### EXCERPTED DATA

- - - - -

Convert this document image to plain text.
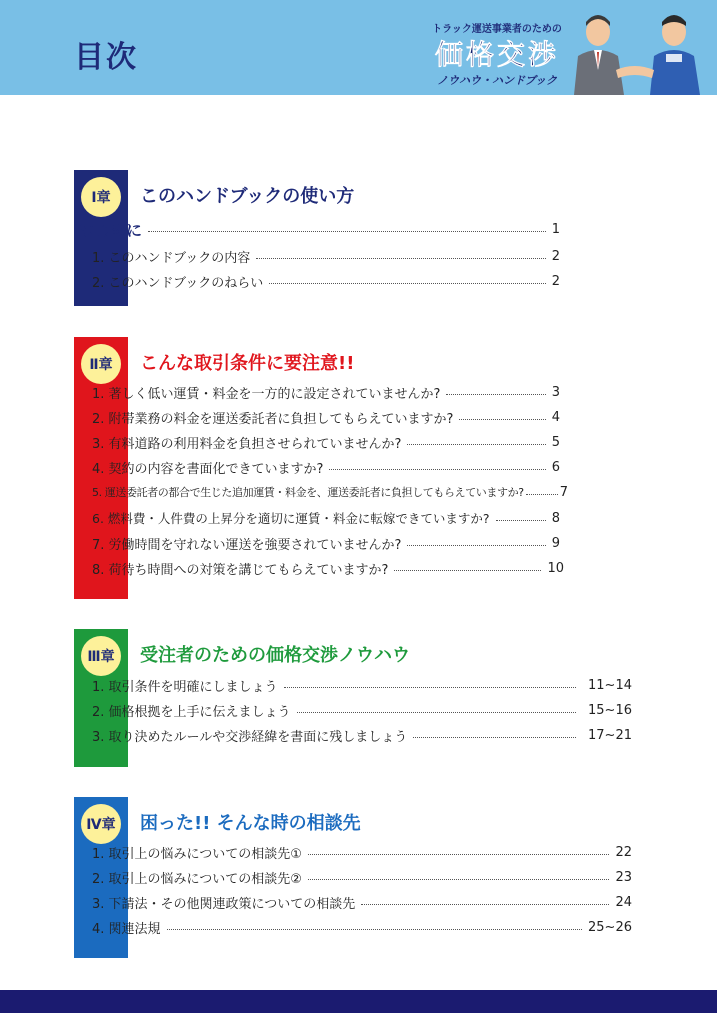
目次
トラック運送事業者のための
価格交渉
ノウハウ・ハンドブック
Ⅰ章	このハンドブックの使い方
はじめに	1
1. このハンドブックの内容	2
2. このハンドブックのねらい	2
Ⅱ章	こんな取引条件に要注意!!
1. 著しく低い運賃・料金を一方的に設定されていませんか?	3
2. 附帯業務の料金を運送委託者に負担してもらえていますか?	4
3. 有料道路の利用料金を負担させられていませんか?	5
4. 契約の内容を書面化できていますか?	6
5. 運送委託者の都合で生じた追加運賃・料金を、運送委託者に負担してもらえていますか?	7
6. 燃料費・人件費の上昇分を適切に運賃・料金に転嫁できていますか?	8
7. 労働時間を守れない運送を強要されていませんか?	9
8. 荷待ち時間への対策を講じてもらえていますか?	10
Ⅲ章	受注者のための価格交渉ノウハウ
1. 取引条件を明確にしましょう	11~14
2. 価格根拠を上手に伝えましょう	15~16
3. 取り決めたルールや交渉経緯を書面に残しましょう	17~21
Ⅳ章 困った!! そんな時の相談先
1. 取引上の悩みについての相談先①	22
2. 取引上の悩みについての相談先②	23
3. 下請法・その他関連政策についての相談先	24
4. 関連法規	25~26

- - - - -

### BRIEF
From the material above, reproduce everything verbatim except the pictures.

### SOLUTION FOR THIS EXERCISE
Convert this document image to plain text.
目次
トラック運送事業者のための
価格交渉
ノウハウ・ハンドブック
Ⅰ章	このハンドブックの使い方
はじめに	1
1. このハンドブックの内容	2
2. このハンドブックのねらい	2
Ⅱ章	こんな取引条件に要注意!!
1. 著しく低い運賃・料金を一方的に設定されていませんか?	3
2. 附帯業務の料金を運送委託者に負担してもらえていますか?	4
3. 有料道路の利用料金を負担させられていませんか?	5
4. 契約の内容を書面化できていますか?	6
5. 運送委託者の都合で生じた追加運賃・料金を、運送委託者に負担してもらえていますか?	7
6. 燃料費・人件費の上昇分を適切に運賃・料金に転嫁できていますか?	8
7. 労働時間を守れない運送を強要されていませんか?	9
8. 荷待ち時間への対策を講じてもらえていますか?	10
Ⅲ章	受注者のための価格交渉ノウハウ
1. 取引条件を明確にしましょう	11~14
2. 価格根拠を上手に伝えましょう	15~16
3. 取り決めたルールや交渉経緯を書面に残しましょう	17~21
Ⅳ章 困った!! そんな時の相談先
1. 取引上の悩みについての相談先①	22
2. 取引上の悩みについての相談先②	23
3. 下請法・その他関連政策についての相談先	24
4. 関連法規	25~26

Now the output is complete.